=== Input rows ===

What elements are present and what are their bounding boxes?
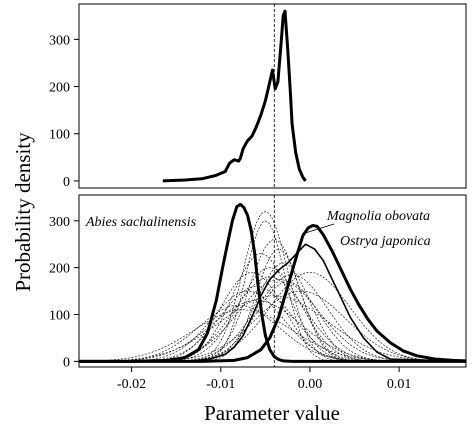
dashed-curve-8 (79, 262, 466, 362)
annotation-abies-sachalinensis: Abies sachalinensis (85, 215, 197, 230)
bottom-ytick-label-0: 0 (63, 355, 70, 370)
top-ytick-label-100: 100 (49, 128, 70, 143)
bottom-y-tick-labels: 0 100 200 300 (49, 215, 70, 371)
dashed-curve-6 (79, 239, 466, 362)
top-y-ticks (74, 38, 79, 182)
dashed-curve-1 (79, 267, 466, 362)
dashed-curve-7 (79, 253, 466, 362)
bottom-ytick-label-100: 100 (49, 309, 70, 324)
dashed-curve-14 (79, 281, 466, 362)
top-ytick-label-200: 200 (49, 81, 70, 96)
bottom-y-ticks (74, 220, 79, 362)
annotation-magnolia-obovata: Magnolia obovata (326, 209, 430, 224)
x-axis-title: Parameter value (204, 401, 340, 425)
dashed-curve-10 (79, 290, 466, 362)
dashed-curve-16 (79, 272, 466, 362)
highlighted-species-curves (79, 202, 467, 363)
annotation-ostrya-japonica: Ostrya japonica (340, 234, 431, 249)
top-panel: 0 100 200 300 (49, 3, 467, 190)
bottom-panel: 0 100 200 300 -0.02 -0.01 0.00 0.01 Abie… (49, 194, 467, 392)
curve-magnolia-obovata (79, 243, 467, 363)
top-panel-frame (78, 3, 467, 189)
curve-ostrya-japonica (79, 224, 467, 363)
curve-abies-sachalinensis (79, 202, 466, 363)
xtick-label-m002: -0.02 (117, 377, 146, 392)
bottom-panel-frame (78, 194, 467, 368)
posterior-density-curve (162, 9, 307, 183)
xtick-label-001: 0.01 (387, 377, 412, 392)
dashed-curve-2 (79, 286, 466, 362)
dashed-curve-9 (79, 272, 466, 362)
xtick-label-m001: -0.01 (206, 377, 235, 392)
dashed-curve-4 (79, 290, 466, 362)
annotation-leader-magnolia (301, 223, 335, 235)
dashed-curve-5 (79, 274, 466, 362)
y-axis-title: Probability density (11, 132, 35, 292)
bottom-x-tick-labels: -0.02 -0.01 0.00 0.01 (117, 377, 411, 392)
bottom-ytick-label-300: 300 (49, 215, 70, 230)
dashed-curve-3 (79, 279, 466, 362)
top-ytick-label-0: 0 (63, 175, 70, 190)
dashed-curve-18 (79, 248, 466, 362)
dashed-curve-19 (78, 309, 466, 362)
xtick-label-000: 0.00 (298, 377, 323, 392)
bottom-ytick-label-200: 200 (49, 262, 70, 277)
dashed-curve-12 (79, 295, 467, 362)
top-ytick-label-300: 300 (49, 33, 70, 48)
bottom-x-ticks (131, 367, 400, 372)
top-y-tick-labels: 0 100 200 300 (49, 33, 70, 190)
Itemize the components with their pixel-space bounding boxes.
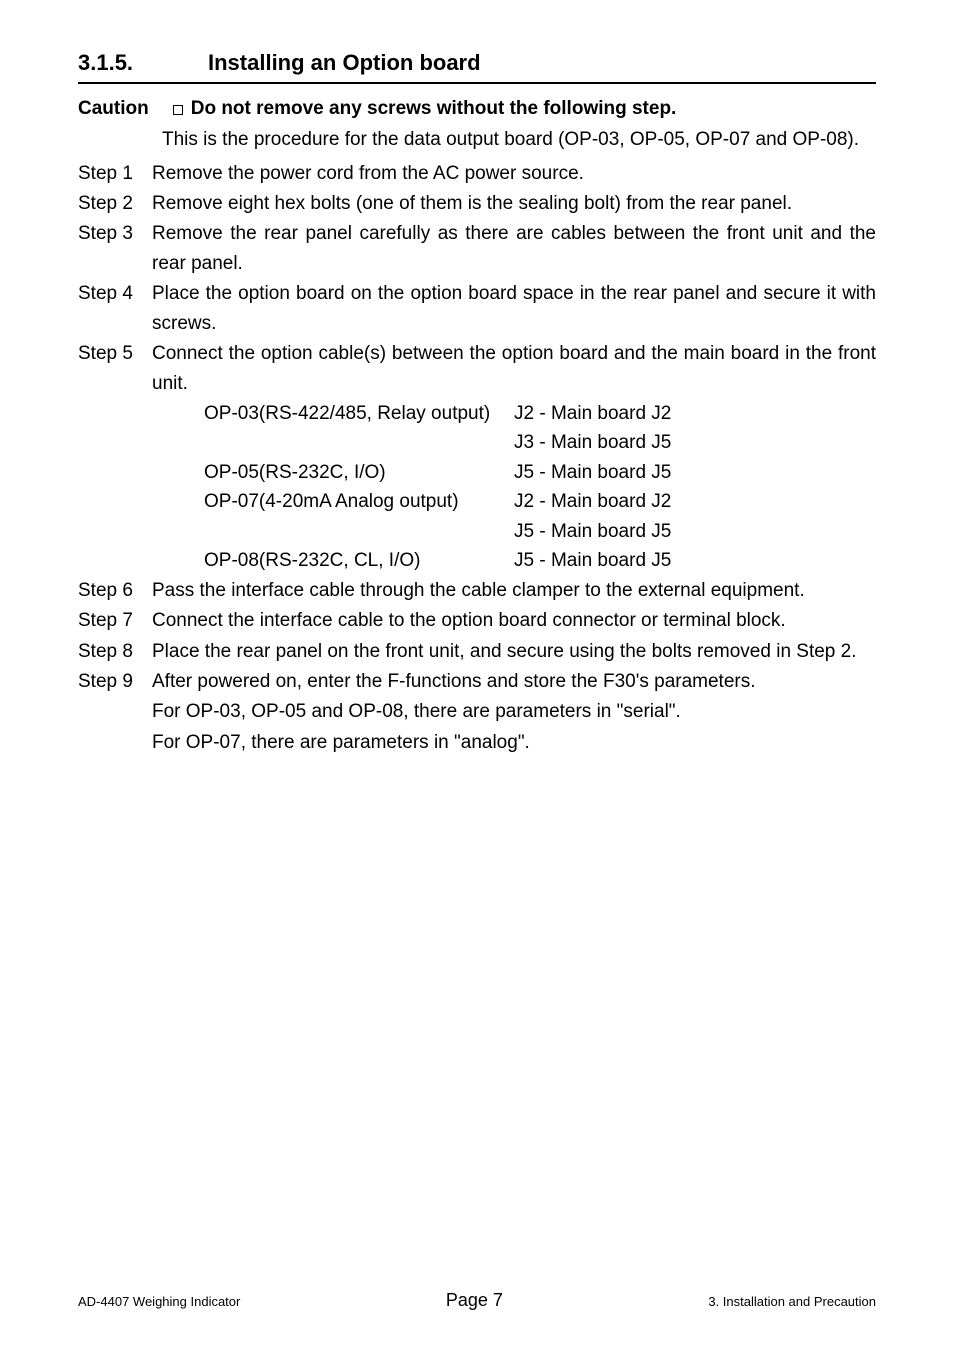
step-row: Step 3 Remove the rear panel carefully a… <box>78 219 876 278</box>
connection-row: OP-08(RS-232C, CL, I/O) J5 - Main board … <box>204 546 876 575</box>
step-body: Connect the interface cable to the optio… <box>152 606 876 635</box>
trailing-text: For OP-03, OP-05 and OP-08, there are pa… <box>152 697 876 726</box>
caution-label: Caution <box>78 98 149 120</box>
connection-left: OP-07(4-20mA Analog output) <box>204 487 514 516</box>
step-label: Step 3 <box>78 219 152 278</box>
step-row: Step 2 Remove eight hex bolts (one of th… <box>78 189 876 218</box>
step-row: Step 5 Connect the option cable(s) betwe… <box>78 339 876 398</box>
step-row: Step 6 Pass the interface cable through … <box>78 576 876 605</box>
caution-line: Caution Do not remove any screws without… <box>78 98 876 120</box>
caution-text: Do not remove any screws without the fol… <box>191 98 677 120</box>
connection-row: J5 - Main board J5 <box>204 517 876 546</box>
step-label: Step 9 <box>78 667 152 696</box>
connection-right: J5 - Main board J5 <box>514 517 671 546</box>
step-row: Step 8 Place the rear panel on the front… <box>78 637 876 666</box>
step-label: Step 8 <box>78 637 152 666</box>
step-label: Step 7 <box>78 606 152 635</box>
step-row: Step 4 Place the option board on the opt… <box>78 279 876 338</box>
step-row: Step 7 Connect the interface cable to th… <box>78 606 876 635</box>
step-row: Step 1 Remove the power cord from the AC… <box>78 159 876 188</box>
step-body: Remove eight hex bolts (one of them is t… <box>152 189 876 218</box>
connection-left: OP-03(RS-422/485, Relay output) <box>204 399 514 428</box>
step-label-empty <box>78 728 152 757</box>
connection-right: J2 - Main board J2 <box>514 399 671 428</box>
step-body: Place the rear panel on the front unit, … <box>152 637 876 666</box>
step-label: Step 1 <box>78 159 152 188</box>
step-label-empty <box>78 697 152 726</box>
connection-left: OP-08(RS-232C, CL, I/O) <box>204 546 514 575</box>
step-body: Place the option board on the option boa… <box>152 279 876 338</box>
step-label: Step 5 <box>78 339 152 398</box>
section-number: 3.1.5. <box>78 50 208 76</box>
step-body: After powered on, enter the F-functions … <box>152 667 876 696</box>
section-title: Installing an Option board <box>208 50 481 76</box>
footer-left: AD-4407 Weighing Indicator <box>78 1294 240 1309</box>
trailing-text: For OP-07, there are parameters in "anal… <box>152 728 876 757</box>
step-row: Step 9 After powered on, enter the F-fun… <box>78 667 876 696</box>
section-heading: 3.1.5. Installing an Option board <box>78 50 876 84</box>
step-label: Step 6 <box>78 576 152 605</box>
step-body: Remove the power cord from the AC power … <box>152 159 876 188</box>
trailing-row: For OP-07, there are parameters in "anal… <box>78 728 876 757</box>
intro-text: This is the procedure for the data outpu… <box>162 126 876 155</box>
step-body: Pass the interface cable through the cab… <box>152 576 876 605</box>
page-footer: AD-4407 Weighing Indicator Page 7 3. Ins… <box>0 1290 954 1311</box>
connection-right: J3 - Main board J5 <box>514 428 671 457</box>
step-label: Step 2 <box>78 189 152 218</box>
step-label: Step 4 <box>78 279 152 338</box>
connection-row: OP-05(RS-232C, I/O) J5 - Main board J5 <box>204 458 876 487</box>
connection-row: J3 - Main board J5 <box>204 428 876 457</box>
connection-row: OP-07(4-20mA Analog output) J2 - Main bo… <box>204 487 876 516</box>
connection-row: OP-03(RS-422/485, Relay output) J2 - Mai… <box>204 399 876 428</box>
trailing-row: For OP-03, OP-05 and OP-08, there are pa… <box>78 697 876 726</box>
footer-center: Page 7 <box>446 1290 503 1311</box>
connection-left: OP-05(RS-232C, I/O) <box>204 458 514 487</box>
connection-right: J5 - Main board J5 <box>514 546 671 575</box>
connection-right: J5 - Main board J5 <box>514 458 671 487</box>
checkbox-icon <box>173 105 183 115</box>
step-body: Remove the rear panel carefully as there… <box>152 219 876 278</box>
connection-right: J2 - Main board J2 <box>514 487 671 516</box>
step-body: Connect the option cable(s) between the … <box>152 339 876 398</box>
connection-left <box>204 517 514 546</box>
footer-right: 3. Installation and Precaution <box>708 1294 876 1309</box>
connection-left <box>204 428 514 457</box>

===

## What this task involves
Copy out every line of the material above character for character, leaving out the pictures.

## Exercise output
What elements are present and what are their bounding boxes?
dashed-curve-8 (79, 262, 466, 362)
annotation-abies-sachalinensis: Abies sachalinensis (85, 215, 197, 230)
bottom-ytick-label-0: 0 (63, 355, 70, 370)
top-ytick-label-100: 100 (49, 128, 70, 143)
bottom-y-tick-labels: 0 100 200 300 (49, 215, 70, 371)
dashed-curve-6 (79, 239, 466, 362)
top-y-ticks (74, 38, 79, 182)
dashed-curve-1 (79, 267, 466, 362)
dashed-curve-7 (79, 253, 466, 362)
bottom-ytick-label-100: 100 (49, 309, 70, 324)
dashed-curve-14 (79, 281, 466, 362)
top-ytick-label-200: 200 (49, 81, 70, 96)
bottom-y-ticks (74, 220, 79, 362)
annotation-magnolia-obovata: Magnolia obovata (326, 209, 430, 224)
x-axis-title: Parameter value (204, 401, 340, 425)
dashed-curve-10 (79, 290, 466, 362)
dashed-curve-16 (79, 272, 466, 362)
highlighted-species-curves (79, 202, 467, 363)
annotation-ostrya-japonica: Ostrya japonica (340, 234, 431, 249)
top-panel: 0 100 200 300 (49, 3, 467, 190)
bottom-panel: 0 100 200 300 -0.02 -0.01 0.00 0.01 Abie… (49, 194, 467, 392)
curve-magnolia-obovata (79, 243, 467, 363)
top-panel-frame (78, 3, 467, 189)
curve-ostrya-japonica (79, 224, 467, 363)
curve-abies-sachalinensis (79, 202, 466, 363)
xtick-label-m002: -0.02 (117, 377, 146, 392)
bottom-panel-frame (78, 194, 467, 368)
posterior-density-curve (162, 9, 307, 183)
xtick-label-001: 0.01 (387, 377, 412, 392)
dashed-curve-2 (79, 286, 466, 362)
dashed-curve-9 (79, 272, 466, 362)
xtick-label-m001: -0.01 (206, 377, 235, 392)
dashed-curve-4 (79, 290, 466, 362)
annotation-leader-magnolia (301, 223, 335, 235)
dashed-curve-5 (79, 274, 466, 362)
y-axis-title: Probability density (11, 132, 35, 292)
bottom-x-tick-labels: -0.02 -0.01 0.00 0.01 (117, 377, 411, 392)
bottom-ytick-label-300: 300 (49, 215, 70, 230)
dashed-curve-3 (79, 279, 466, 362)
top-ytick-label-0: 0 (63, 175, 70, 190)
dashed-curve-18 (79, 248, 466, 362)
dashed-curve-19 (78, 309, 466, 362)
xtick-label-000: 0.00 (298, 377, 323, 392)
bottom-ytick-label-200: 200 (49, 262, 70, 277)
dashed-curve-12 (79, 295, 467, 362)
top-ytick-label-300: 300 (49, 33, 70, 48)
bottom-x-ticks (131, 367, 400, 372)
top-y-tick-labels: 0 100 200 300 (49, 33, 70, 190)
Itemize the components with their pixel-space bounding boxes.
step-row: Step 3 Remove the rear panel carefully a… <box>78 219 876 278</box>
connection-row: OP-08(RS-232C, CL, I/O) J5 - Main board … <box>204 546 876 575</box>
step-body: Connect the interface cable to the optio… <box>152 606 876 635</box>
trailing-text: For OP-03, OP-05 and OP-08, there are pa… <box>152 697 876 726</box>
caution-label: Caution <box>78 98 149 120</box>
connection-left: OP-07(4-20mA Analog output) <box>204 487 514 516</box>
step-label: Step 3 <box>78 219 152 278</box>
step-row: Step 2 Remove eight hex bolts (one of th… <box>78 189 876 218</box>
step-row: Step 5 Connect the option cable(s) betwe… <box>78 339 876 398</box>
step-row: Step 6 Pass the interface cable through … <box>78 576 876 605</box>
caution-line: Caution Do not remove any screws without… <box>78 98 876 120</box>
caution-text: Do not remove any screws without the fol… <box>191 98 677 120</box>
connection-row: J5 - Main board J5 <box>204 517 876 546</box>
step-label: Step 9 <box>78 667 152 696</box>
connection-right: J5 - Main board J5 <box>514 517 671 546</box>
step-row: Step 8 Place the rear panel on the front… <box>78 637 876 666</box>
step-label: Step 8 <box>78 637 152 666</box>
step-label: Step 7 <box>78 606 152 635</box>
step-row: Step 4 Place the option board on the opt… <box>78 279 876 338</box>
step-row: Step 7 Connect the interface cable to th… <box>78 606 876 635</box>
step-row: Step 1 Remove the power cord from the AC… <box>78 159 876 188</box>
step-body: Remove eight hex bolts (one of them is t… <box>152 189 876 218</box>
connection-left: OP-03(RS-422/485, Relay output) <box>204 399 514 428</box>
step-label-empty <box>78 728 152 757</box>
connection-right: J2 - Main board J2 <box>514 399 671 428</box>
step-body: Place the rear panel on the front unit, … <box>152 637 876 666</box>
step-label: Step 1 <box>78 159 152 188</box>
step-label-empty <box>78 697 152 726</box>
connection-left: OP-08(RS-232C, CL, I/O) <box>204 546 514 575</box>
step-body: Place the option board on the option boa… <box>152 279 876 338</box>
step-label: Step 5 <box>78 339 152 398</box>
section-number: 3.1.5. <box>78 50 208 76</box>
step-body: After powered on, enter the F-functions … <box>152 667 876 696</box>
section-title: Installing an Option board <box>208 50 481 76</box>
footer-left: AD-4407 Weighing Indicator <box>78 1294 240 1309</box>
trailing-text: For OP-07, there are parameters in "anal… <box>152 728 876 757</box>
step-row: Step 9 After powered on, enter the F-fun… <box>78 667 876 696</box>
section-heading: 3.1.5. Installing an Option board <box>78 50 876 84</box>
step-label: Step 6 <box>78 576 152 605</box>
step-body: Remove the power cord from the AC power … <box>152 159 876 188</box>
trailing-row: For OP-07, there are parameters in "anal… <box>78 728 876 757</box>
intro-text: This is the procedure for the data outpu… <box>162 126 876 155</box>
step-body: Pass the interface cable through the cab… <box>152 576 876 605</box>
page-footer: AD-4407 Weighing Indicator Page 7 3. Ins… <box>0 1290 954 1311</box>
connection-right: J3 - Main board J5 <box>514 428 671 457</box>
step-label: Step 2 <box>78 189 152 218</box>
step-label: Step 4 <box>78 279 152 338</box>
connection-row: OP-05(RS-232C, I/O) J5 - Main board J5 <box>204 458 876 487</box>
connection-row: J3 - Main board J5 <box>204 428 876 457</box>
connection-row: OP-07(4-20mA Analog output) J2 - Main bo… <box>204 487 876 516</box>
connection-row: OP-03(RS-422/485, Relay output) J2 - Mai… <box>204 399 876 428</box>
trailing-row: For OP-03, OP-05 and OP-08, there are pa… <box>78 697 876 726</box>
footer-center: Page 7 <box>446 1290 503 1311</box>
connection-left: OP-05(RS-232C, I/O) <box>204 458 514 487</box>
connection-right: J5 - Main board J5 <box>514 546 671 575</box>
connection-right: J5 - Main board J5 <box>514 458 671 487</box>
checkbox-icon <box>173 105 183 115</box>
step-body: Remove the rear panel carefully as there… <box>152 219 876 278</box>
connection-right: J2 - Main board J2 <box>514 487 671 516</box>
step-body: Connect the option cable(s) between the … <box>152 339 876 398</box>
connection-left <box>204 517 514 546</box>
footer-right: 3. Installation and Precaution <box>708 1294 876 1309</box>
connection-left <box>204 428 514 457</box>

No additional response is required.